● TASK REQUIREMENTS: For the records below, say how many lines contain the string "title". Give the number only.

(Dataset records)
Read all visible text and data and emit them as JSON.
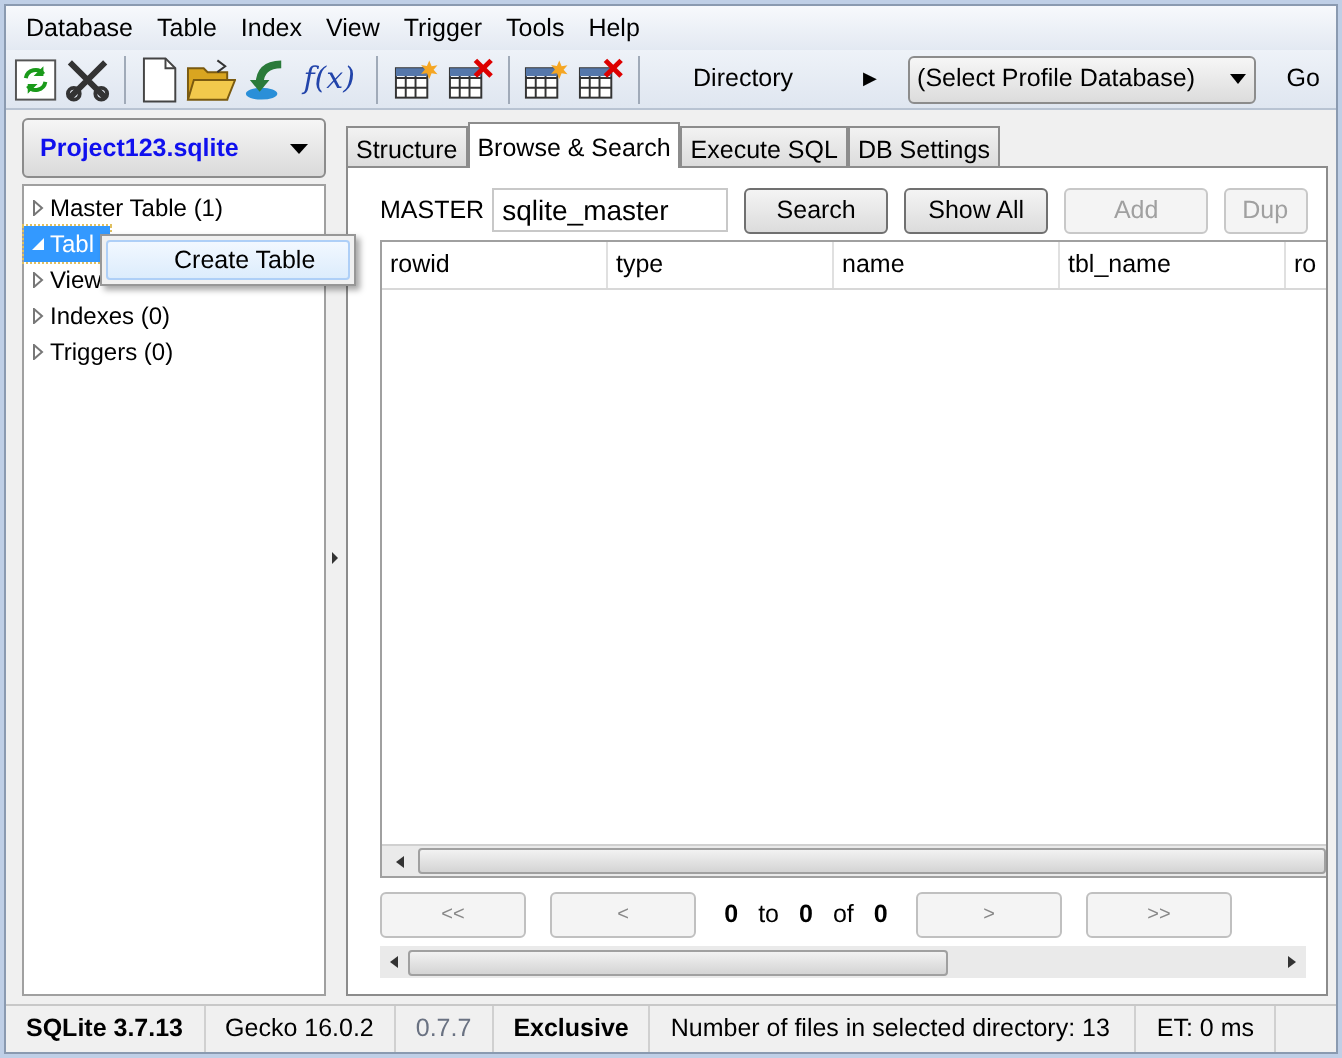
{
  "menu_bar": [
    "Database",
    "Table",
    "Index",
    "View",
    "Trigger",
    "Tools",
    "Help"
  ],
  "toolbar": {
    "function_label": "f(x)",
    "directory_label": "Directory",
    "directory_arrow": "▶",
    "profile_select": "(Select Profile Database)",
    "go_button": "Go"
  },
  "database_select": "Project123.sqlite",
  "tree": [
    {
      "label": "Master Table (1)",
      "expanded": false,
      "selected": false
    },
    {
      "label": "Tabl",
      "expanded": true,
      "selected": true
    },
    {
      "label": "View",
      "expanded": false,
      "selected": false
    },
    {
      "label": "Indexes (0)",
      "expanded": false,
      "selected": false
    },
    {
      "label": "Triggers (0)",
      "expanded": false,
      "selected": false
    }
  ],
  "context_menu": [
    "Create Table"
  ],
  "tabs": [
    {
      "label": "Structure",
      "selected": false
    },
    {
      "label": "Browse & Search",
      "selected": true
    },
    {
      "label": "Execute SQL",
      "selected": false
    },
    {
      "label": "DB Settings",
      "selected": false
    }
  ],
  "browse": {
    "table_label": "MASTER",
    "table_field": "sqlite_master",
    "buttons": [
      {
        "label": "Search",
        "disabled": false
      },
      {
        "label": "Show All",
        "disabled": false
      },
      {
        "label": "Add",
        "disabled": true
      },
      {
        "label": "Dup",
        "disabled": true
      }
    ],
    "columns": [
      "rowid",
      "type",
      "name",
      "tbl_name",
      "ro"
    ],
    "pagination": {
      "first": "<<",
      "prev": "<",
      "from": "0",
      "to_label": "to",
      "to": "0",
      "of_label": "of",
      "total": "0",
      "next": ">",
      "last": ">>"
    }
  },
  "status_bar": [
    {
      "text": "SQLite 3.7.13",
      "kind": "strong"
    },
    {
      "text": "Gecko 16.0.2",
      "kind": "plain"
    },
    {
      "text": "0.7.7",
      "kind": "dim"
    },
    {
      "text": "Exclusive",
      "kind": "strong"
    },
    {
      "text": "Number of files in selected directory: 13",
      "kind": "plain"
    },
    {
      "text": "ET: 0 ms",
      "kind": "plain"
    }
  ]
}
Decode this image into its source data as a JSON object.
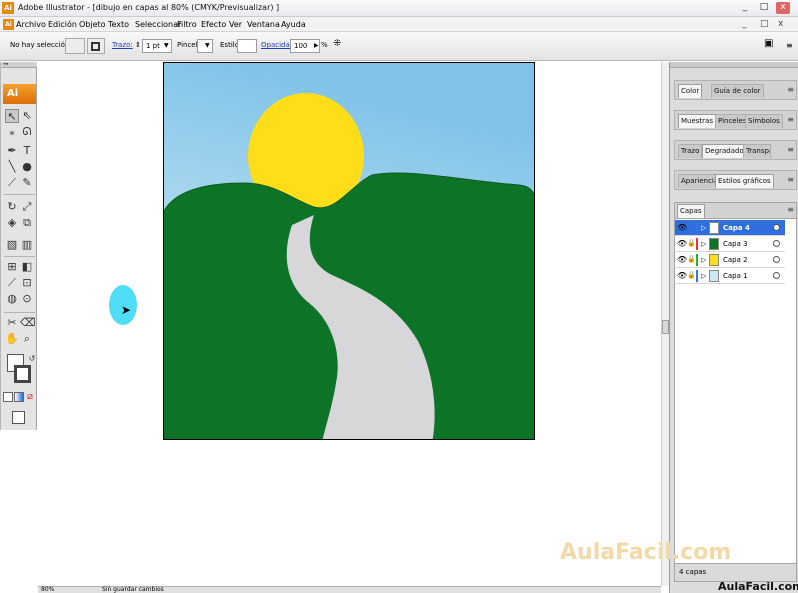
{
  "window": {
    "title": "Adobe Illustrator - [dibujo en capas al 80% (CMYK/Previsualizar) ]",
    "app_icon": "Ai",
    "minimize": "_",
    "maximize": "□",
    "close": "x"
  },
  "menubar": {
    "items": [
      "Archivo",
      "Edición",
      "Objeto",
      "Texto",
      "Seleccionar",
      "Filtro",
      "Efecto",
      "Ver",
      "Ventana",
      "Ayuda"
    ],
    "doc_controls": [
      "_",
      "□",
      "x"
    ]
  },
  "controlbar": {
    "selection_status": "No hay selección",
    "trazo_label": "Trazo:",
    "stroke_weight": "1 pt",
    "pincel_label": "Pincel:",
    "estilo_label": "Estilo:",
    "opacidad_label": "Opacidad:",
    "opacity_value": "100",
    "percent": "%"
  },
  "toolbar": {
    "logo": "Ai",
    "grip": "◂◂"
  },
  "canvas": {
    "artboard_colors": {
      "sky_top": "#bfe0f2",
      "sky_bottom": "#f3f9fc",
      "sun": "#ffde19",
      "hills": "#0d7326",
      "road": "#d7d7d9"
    },
    "cursor_highlight": "#4fdcf5"
  },
  "statusbar": {
    "zoom": "80%",
    "status_text": "Sin guardar cambios"
  },
  "panels": {
    "color_group": {
      "tabs": [
        "Color",
        "Guía de color"
      ]
    },
    "swatches_group": {
      "tabs": [
        "Muestras",
        "Pinceles",
        "Símbolos"
      ]
    },
    "stroke_group": {
      "tabs": [
        "Trazo",
        "Degradado",
        "Transparencia"
      ]
    },
    "appearance_group": {
      "tabs": [
        "Apariencia",
        "Estilos gráficos"
      ]
    },
    "layers": {
      "tab": "Capas",
      "rows": [
        {
          "name": "Capa 4",
          "color": "#3a6fe8",
          "thumb": "#ffffff",
          "selected": true
        },
        {
          "name": "Capa 3",
          "color": "#e03838",
          "thumb": "#0d7326",
          "selected": false
        },
        {
          "name": "Capa 2",
          "color": "#2bb02b",
          "thumb": "#ffde19",
          "selected": false
        },
        {
          "name": "Capa 1",
          "color": "#3a6fe8",
          "thumb": "#cfe6f5",
          "selected": false
        }
      ],
      "count": "4 capas"
    }
  },
  "watermark": {
    "main": "AulaFacil.com",
    "corner": "AulaFacil.com"
  }
}
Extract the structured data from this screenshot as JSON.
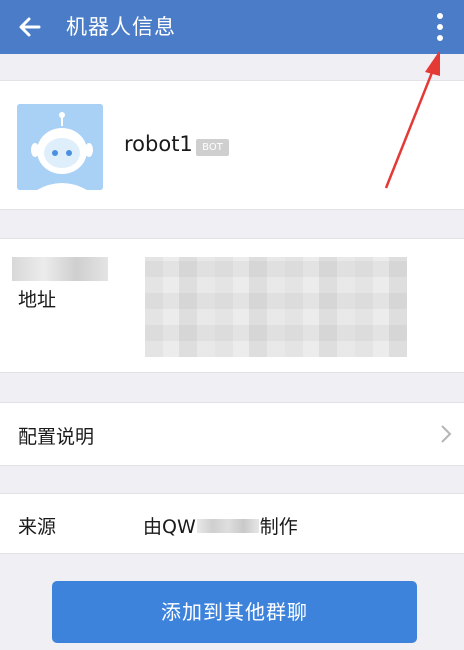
{
  "header": {
    "title": "机器人信息"
  },
  "profile": {
    "name": "robot1",
    "badge": "BOT"
  },
  "address": {
    "label": "地址"
  },
  "config": {
    "label": "配置说明"
  },
  "source": {
    "label": "来源",
    "value_prefix": "由QW",
    "value_suffix": "制作"
  },
  "actions": {
    "add_to_group": "添加到其他群聊"
  },
  "colors": {
    "header": "#4a7cc7",
    "button": "#3d83dc",
    "avatar_bg": "#a9d1f6",
    "annotation_arrow": "#e53935"
  },
  "icons": {
    "back": "arrow-left-icon",
    "more": "more-vertical-icon",
    "chevron": "chevron-right-icon"
  }
}
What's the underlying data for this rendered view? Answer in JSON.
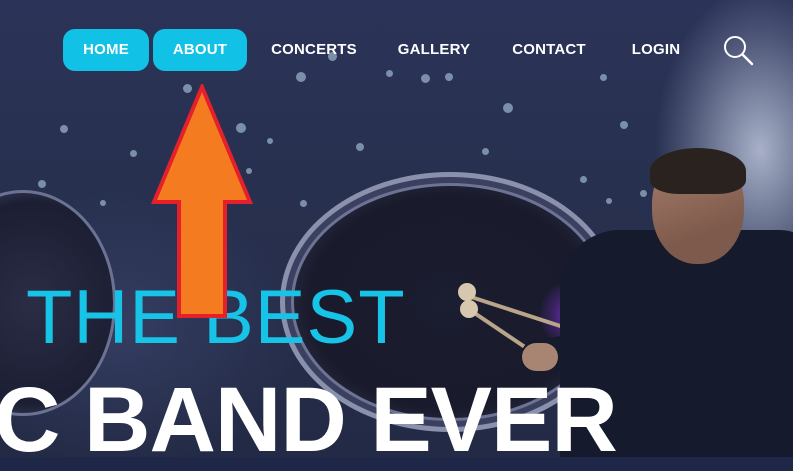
{
  "nav": {
    "items": [
      {
        "label": "HOME",
        "active": true
      },
      {
        "label": "ABOUT",
        "active": true
      },
      {
        "label": "CONCERTS",
        "active": false
      },
      {
        "label": "GALLERY",
        "active": false
      },
      {
        "label": "CONTACT",
        "active": false
      },
      {
        "label": "LOGIN",
        "active": false
      }
    ],
    "search_icon": "search-icon"
  },
  "hero": {
    "headline_line1": "THE BEST",
    "headline_line2": "C BAND EVER"
  },
  "annotation": {
    "arrow_color": "#f47b20",
    "arrow_outline": "#e5202b"
  },
  "colors": {
    "accent": "#12c2e6",
    "headline_accent": "#17c3e6"
  }
}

● EXERCISE RESULT: 2